### Request
Write out all of the lines below, exactly and completely.
--- begin Material for the task ---
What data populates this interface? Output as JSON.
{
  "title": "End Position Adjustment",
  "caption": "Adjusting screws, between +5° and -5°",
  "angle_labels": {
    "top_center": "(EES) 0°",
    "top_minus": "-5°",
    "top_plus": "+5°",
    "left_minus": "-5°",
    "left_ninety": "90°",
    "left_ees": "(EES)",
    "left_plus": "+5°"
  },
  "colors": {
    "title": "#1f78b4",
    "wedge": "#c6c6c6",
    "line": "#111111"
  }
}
--- end Material for the task ---
### Reply to the task
What data populates this interface? Output as JSON.
{
  "title": "End Position Adjustment",
  "caption": "Adjusting screws, between +5° and -5°",
  "angle_labels": {
    "top_center": "(EES) 0°",
    "top_minus": "-5°",
    "top_plus": "+5°",
    "left_minus": "-5°",
    "left_ninety": "90°",
    "left_ees": "(EES)",
    "left_plus": "+5°"
  },
  "colors": {
    "title": "#1f78b4",
    "wedge": "#c6c6c6",
    "line": "#111111"
  }
}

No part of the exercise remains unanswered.